— Task description —
Will you transcribe all the entries word for word, skipping the pictures they hold?

— Task material —
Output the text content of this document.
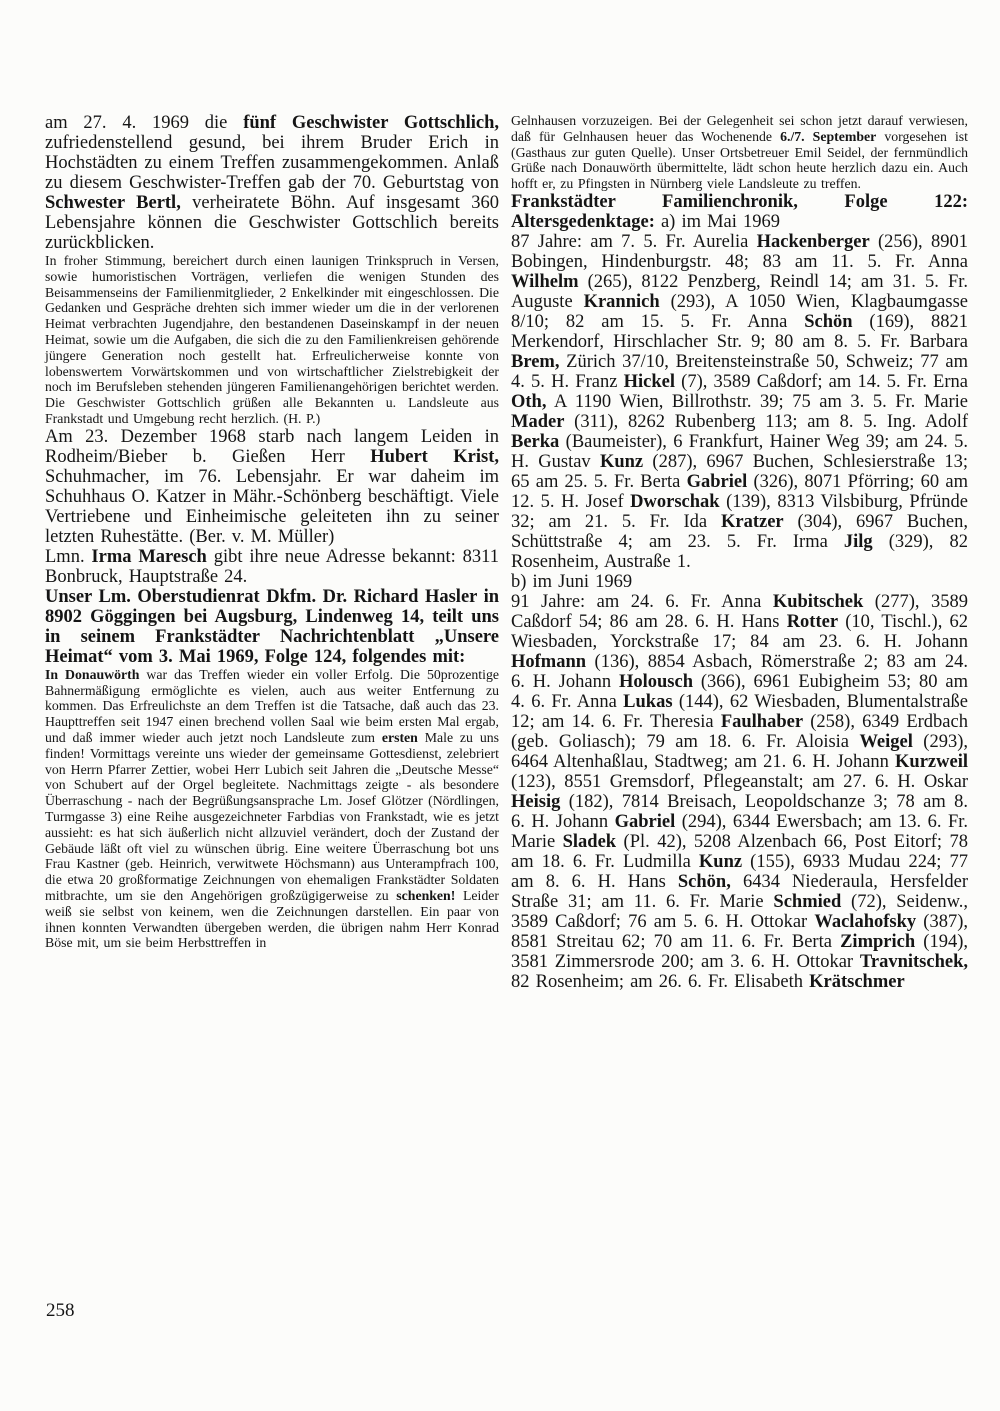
am 27. 4. 1969 die fünf Geschwister Gottschlich, zufriedenstellend gesund, bei ihrem Bruder Erich in Hochstädten zu einem Treffen zusammengekommen. Anlaß zu diesem Geschwister-Treffen gab der 70. Geburtstag von Schwester Bertl, verheiratete Böhn. Auf insgesamt 360 Lebensjahre können die Geschwister Gottschlich bereits zurückblicken.

In froher Stimmung, bereichert durch einen launigen Trinkspruch in Versen, sowie humoristischen Vorträgen, verliefen die wenigen Stunden des Beisammenseins der Familienmitglieder, 2 Enkelkinder mit eingeschlossen. Die Gedanken und Gespräche drehten sich immer wieder um die in der verlorenen Heimat verbrachten Jugendjahre, den bestandenen Daseinskampf in der neuen Heimat, sowie um die Aufgaben, die sich die zu den Familienkreisen gehörende jüngere Generation noch gestellt hat. Erfreulicherweise konnte von lobenswertem Vorwärtskommen und von wirtschaftlicher Zielstrebigkeit der noch im Berufsleben stehenden jüngeren Familienangehörigen berichtet werden. Die Geschwister Gottschlich grüßen alle Bekannten u. Landsleute aus Frankstadt und Umgebung recht herzlich. (H. P.)

Am 23. Dezember 1968 starb nach langem Leiden in Rodheim/Bieber b. Gießen Herr Hubert Krist, Schuhmacher, im 76. Lebensjahr. Er war daheim im Schuhhaus O. Katzer in Mähr.-Schönberg beschäftigt. Viele Vertriebene und Einheimische geleiteten ihn zu seiner letzten Ruhestätte. (Ber. v. M. Müller)

Lmn. Irma Maresch gibt ihre neue Adresse bekannt: 8311 Bonbruck, Hauptstraße 24.

Unser Lm. Oberstudienrat Dkfm. Dr. Richard Hasler in 8902 Göggingen bei Augsburg, Lindenweg 14, teilt uns in seinem Frankstädter Nachrichtenblatt „Unsere Heimat“ vom 3. Mai 1969, Folge 124, folgendes mit:

In Donauwörth war das Treffen wieder ein voller Erfolg. Die 50prozentige Bahnermäßigung ermöglichte es vielen, auch aus weiter Entfernung zu kommen. Das Erfreulichste an dem Treffen ist die Tatsache, daß auch das 23. Haupttreffen seit 1947 einen brechend vollen Saal wie beim ersten Mal ergab, und daß immer wieder auch jetzt noch Landsleute zum ersten Male zu uns finden! Vormittags vereinte uns wieder der gemeinsame Gottesdienst, zelebriert von Herrn Pfarrer Zettier, wobei Herr Lubich seit Jahren die „Deutsche Messe“ von Schubert auf der Orgel begleitete. Nachmittags zeigte - als besondere Überraschung - nach der Begrüßungsansprache Lm. Josef Glötzer (Nördlingen, Turmgasse 3) eine Reihe ausgezeichneter Farbdias von Frankstadt, wie es jetzt aussieht: es hat sich äußerlich nicht allzuviel verändert, doch der Zustand der Gebäude läßt oft viel zu wünschen übrig. Eine weitere Überraschung bot uns Frau Kastner (geb. Heinrich, verwitwete Höchsmann) aus Unterampfrach 100, die etwa 20 großformatige Zeichnungen von ehemaligen Frankstädter Soldaten mitbrachte, um sie den Angehörigen großzügigerweise zu schenken! Leider weiß sie selbst von keinem, wen die Zeichnungen darstellen. Ein paar von ihnen konnten Verwandten übergeben werden, die übrigen nahm Herr Konrad Böse mit, um sie beim Herbsttreffen in

Gelnhausen vorzuzeigen. Bei der Gelegenheit sei schon jetzt darauf verwiesen, daß für Gelnhausen heuer das Wochenende 6./7. September vorgesehen ist (Gasthaus zur guten Quelle). Unser Ortsbetreuer Emil Seidel, der fernmündlich Grüße nach Donauwörth übermittelte, lädt schon heute herzlich dazu ein. Auch hofft er, zu Pfingsten in Nürnberg viele Landsleute zu treffen.

Frankstädter Familienchronik, Folge 122: Altersgedenktage: a) im Mai 1969

87 Jahre: am 7. 5. Fr. Aurelia Hackenberger (256), 8901 Bobingen, Hindenburgstr. 48; 83 am 11. 5. Fr. Anna Wilhelm (265), 8122 Penzberg, Reindl 14; am 31. 5. Fr. Auguste Krannich (293), A 1050 Wien, Klagbaumgasse 8/10; 82 am 15. 5. Fr. Anna Schön (169), 8821 Merkendorf, Hirschlacher Str. 9; 80 am 8. 5. Fr. Barbara Brem, Zürich 37/10, Breitensteinstraße 50, Schweiz; 77 am 4. 5. H. Franz Hickel (7), 3589 Caßdorf; am 14. 5. Fr. Erna Oth, A 1190 Wien, Billrothstr. 39; 75 am 3. 5. Fr. Marie Mader (311), 8262 Rubenberg 113; am 8. 5. Ing. Adolf Berka (Baumeister), 6 Frankfurt, Hainer Weg 39; am 24. 5. H. Gustav Kunz (287), 6967 Buchen, Schlesierstraße 13; 65 am 25. 5. Fr. Berta Gabriel (326), 8071 Pförring; 60 am 12. 5. H. Josef Dworschak (139), 8313 Vilsbiburg, Pfründe 32; am 21. 5. Fr. Ida Kratzer (304), 6967 Buchen, Schüttstraße 4; am 23. 5. Fr. Irma Jilg (329), 82 Rosenheim, Austraße 1.

b) im Juni 1969

91 Jahre: am 24. 6. Fr. Anna Kubitschek (277), 3589 Caßdorf 54; 86 am 28. 6. H. Hans Rotter (10, Tischl.), 62 Wiesbaden, Yorckstraße 17; 84 am 23. 6. H. Johann Hofmann (136), 8854 Asbach, Römerstraße 2; 83 am 24. 6. H. Johann Holousch (366), 6961 Eubigheim 53; 80 am 4. 6. Fr. Anna Lukas (144), 62 Wiesbaden, Blumentalstraße 12; am 14. 6. Fr. Theresia Faulhaber (258), 6349 Erdbach (geb. Goliasch); 79 am 18. 6. Fr. Aloisia Weigel (293), 6464 Altenhaßlau, Stadtweg; am 21. 6. H. Johann Kurzweil (123), 8551 Gremsdorf, Pflegeanstalt; am 27. 6. H. Oskar Heisig (182), 7814 Breisach, Leopoldschanze 3; 78 am 8. 6. H. Johann Gabriel (294), 6344 Ewersbach; am 13. 6. Fr. Marie Sladek (Pl. 42), 5208 Alzenbach 66, Post Eitorf; 78 am 18. 6. Fr. Ludmilla Kunz (155), 6933 Mudau 224; 77 am 8. 6. H. Hans Schön, 6434 Niederaula, Hersfelder Straße 31; am 11. 6. Fr. Marie Schmied (72), Seidenw., 3589 Caßdorf; 76 am 5. 6. H. Ottokar Waclahofsky (387), 8581 Streitau 62; 70 am 11. 6. Fr. Berta Zimprich (194), 3581 Zimmersrode 200; am 3. 6. H. Ottokar Travnitschek, 82 Rosenheim; am 26. 6. Fr. Elisabeth Krätschmer

258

— Written reply —
Output the text content of this document.
am 27. 4. 1969 die fünf Geschwister Gottschlich, zufriedenstellend gesund, bei ihrem Bruder Erich in Hochstädten zu einem Treffen zusammengekommen. Anlaß zu diesem Geschwister-Treffen gab der 70. Geburtstag von Schwester Bertl, verheiratete Böhn. Auf insgesamt 360 Lebensjahre können die Geschwister Gottschlich bereits zurückblicken.

In froher Stimmung, bereichert durch einen launigen Trinkspruch in Versen, sowie humoristischen Vorträgen, verliefen die wenigen Stunden des Beisammenseins der Familienmitglieder, 2 Enkelkinder mit eingeschlossen. Die Gedanken und Gespräche drehten sich immer wieder um die in der verlorenen Heimat verbrachten Jugendjahre, den bestandenen Daseinskampf in der neuen Heimat, sowie um die Aufgaben, die sich die zu den Familienkreisen gehörende jüngere Generation noch gestellt hat. Erfreulicherweise konnte von lobenswertem Vorwärtskommen und von wirtschaftlicher Zielstrebigkeit der noch im Berufsleben stehenden jüngeren Familienangehörigen berichtet werden. Die Geschwister Gottschlich grüßen alle Bekannten u. Landsleute aus Frankstadt und Umgebung recht herzlich. (H. P.)

Am 23. Dezember 1968 starb nach langem Leiden in Rodheim/Bieber b. Gießen Herr Hubert Krist, Schuhmacher, im 76. Lebensjahr. Er war daheim im Schuhhaus O. Katzer in Mähr.-Schönberg beschäftigt. Viele Vertriebene und Einheimische geleiteten ihn zu seiner letzten Ruhestätte. (Ber. v. M. Müller)

Lmn. Irma Maresch gibt ihre neue Adresse bekannt: 8311 Bonbruck, Hauptstraße 24.

Unser Lm. Oberstudienrat Dkfm. Dr. Richard Hasler in 8902 Göggingen bei Augsburg, Lindenweg 14, teilt uns in seinem Frankstädter Nachrichtenblatt „Unsere Heimat“ vom 3. Mai 1969, Folge 124, folgendes mit:

In Donauwörth war das Treffen wieder ein voller Erfolg. Die 50prozentige Bahnermäßigung ermöglichte es vielen, auch aus weiter Entfernung zu kommen. Das Erfreulichste an dem Treffen ist die Tatsache, daß auch das 23. Haupttreffen seit 1947 einen brechend vollen Saal wie beim ersten Mal ergab, und daß immer wieder auch jetzt noch Landsleute zum ersten Male zu uns finden! Vormittags vereinte uns wieder der gemeinsame Gottesdienst, zelebriert von Herrn Pfarrer Zettier, wobei Herr Lubich seit Jahren die „Deutsche Messe“ von Schubert auf der Orgel begleitete. Nachmittags zeigte - als besondere Überraschung - nach der Begrüßungsansprache Lm. Josef Glötzer (Nördlingen, Turmgasse 3) eine Reihe ausgezeichneter Farbdias von Frankstadt, wie es jetzt aussieht: es hat sich äußerlich nicht allzuviel verändert, doch der Zustand der Gebäude läßt oft viel zu wünschen übrig. Eine weitere Überraschung bot uns Frau Kastner (geb. Heinrich, verwitwete Höchsmann) aus Unterampfrach 100, die etwa 20 großformatige Zeichnungen von ehemaligen Frankstädter Soldaten mitbrachte, um sie den Angehörigen großzügigerweise zu schenken! Leider weiß sie selbst von keinem, wen die Zeichnungen darstellen. Ein paar von ihnen konnten Verwandten übergeben werden, die übrigen nahm Herr Konrad Böse mit, um sie beim Herbsttreffen in

Gelnhausen vorzuzeigen. Bei der Gelegenheit sei schon jetzt darauf verwiesen, daß für Gelnhausen heuer das Wochenende 6./7. September vorgesehen ist (Gasthaus zur guten Quelle). Unser Ortsbetreuer Emil Seidel, der fernmündlich Grüße nach Donauwörth übermittelte, lädt schon heute herzlich dazu ein. Auch hofft er, zu Pfingsten in Nürnberg viele Landsleute zu treffen.

Frankstädter Familienchronik, Folge 122: Altersgedenktage: a) im Mai 1969

87 Jahre: am 7. 5. Fr. Aurelia Hackenberger (256), 8901 Bobingen, Hindenburgstr. 48; 83 am 11. 5. Fr. Anna Wilhelm (265), 8122 Penzberg, Reindl 14; am 31. 5. Fr. Auguste Krannich (293), A 1050 Wien, Klagbaumgasse 8/10; 82 am 15. 5. Fr. Anna Schön (169), 8821 Merkendorf, Hirschlacher Str. 9; 80 am 8. 5. Fr. Barbara Brem, Zürich 37/10, Breitensteinstraße 50, Schweiz; 77 am 4. 5. H. Franz Hickel (7), 3589 Caßdorf; am 14. 5. Fr. Erna Oth, A 1190 Wien, Billrothstr. 39; 75 am 3. 5. Fr. Marie Mader (311), 8262 Rubenberg 113; am 8. 5. Ing. Adolf Berka (Baumeister), 6 Frankfurt, Hainer Weg 39; am 24. 5. H. Gustav Kunz (287), 6967 Buchen, Schlesierstraße 13; 65 am 25. 5. Fr. Berta Gabriel (326), 8071 Pförring; 60 am 12. 5. H. Josef Dworschak (139), 8313 Vilsbiburg, Pfründe 32; am 21. 5. Fr. Ida Kratzer (304), 6967 Buchen, Schüttstraße 4; am 23. 5. Fr. Irma Jilg (329), 82 Rosenheim, Austraße 1.

b) im Juni 1969

91 Jahre: am 24. 6. Fr. Anna Kubitschek (277), 3589 Caßdorf 54; 86 am 28. 6. H. Hans Rotter (10, Tischl.), 62 Wiesbaden, Yorckstraße 17; 84 am 23. 6. H. Johann Hofmann (136), 8854 Asbach, Römerstraße 2; 83 am 24. 6. H. Johann Holousch (366), 6961 Eubigheim 53; 80 am 4. 6. Fr. Anna Lukas (144), 62 Wiesbaden, Blumentalstraße 12; am 14. 6. Fr. Theresia Faulhaber (258), 6349 Erdbach (geb. Goliasch); 79 am 18. 6. Fr. Aloisia Weigel (293), 6464 Altenhaßlau, Stadtweg; am 21. 6. H. Johann Kurzweil (123), 8551 Gremsdorf, Pflegeanstalt; am 27. 6. H. Oskar Heisig (182), 7814 Breisach, Leopoldschanze 3; 78 am 8. 6. H. Johann Gabriel (294), 6344 Ewersbach; am 13. 6. Fr. Marie Sladek (Pl. 42), 5208 Alzenbach 66, Post Eitorf; 78 am 18. 6. Fr. Ludmilla Kunz (155), 6933 Mudau 224; 77 am 8. 6. H. Hans Schön, 6434 Niederaula, Hersfelder Straße 31; am 11. 6. Fr. Marie Schmied (72), Seidenw., 3589 Caßdorf; 76 am 5. 6. H. Ottokar Waclahofsky (387), 8581 Streitau 62; 70 am 11. 6. Fr. Berta Zimprich (194), 3581 Zimmersrode 200; am 3. 6. H. Ottokar Travnitschek, 82 Rosenheim; am 26. 6. Fr. Elisabeth Krätschmer

258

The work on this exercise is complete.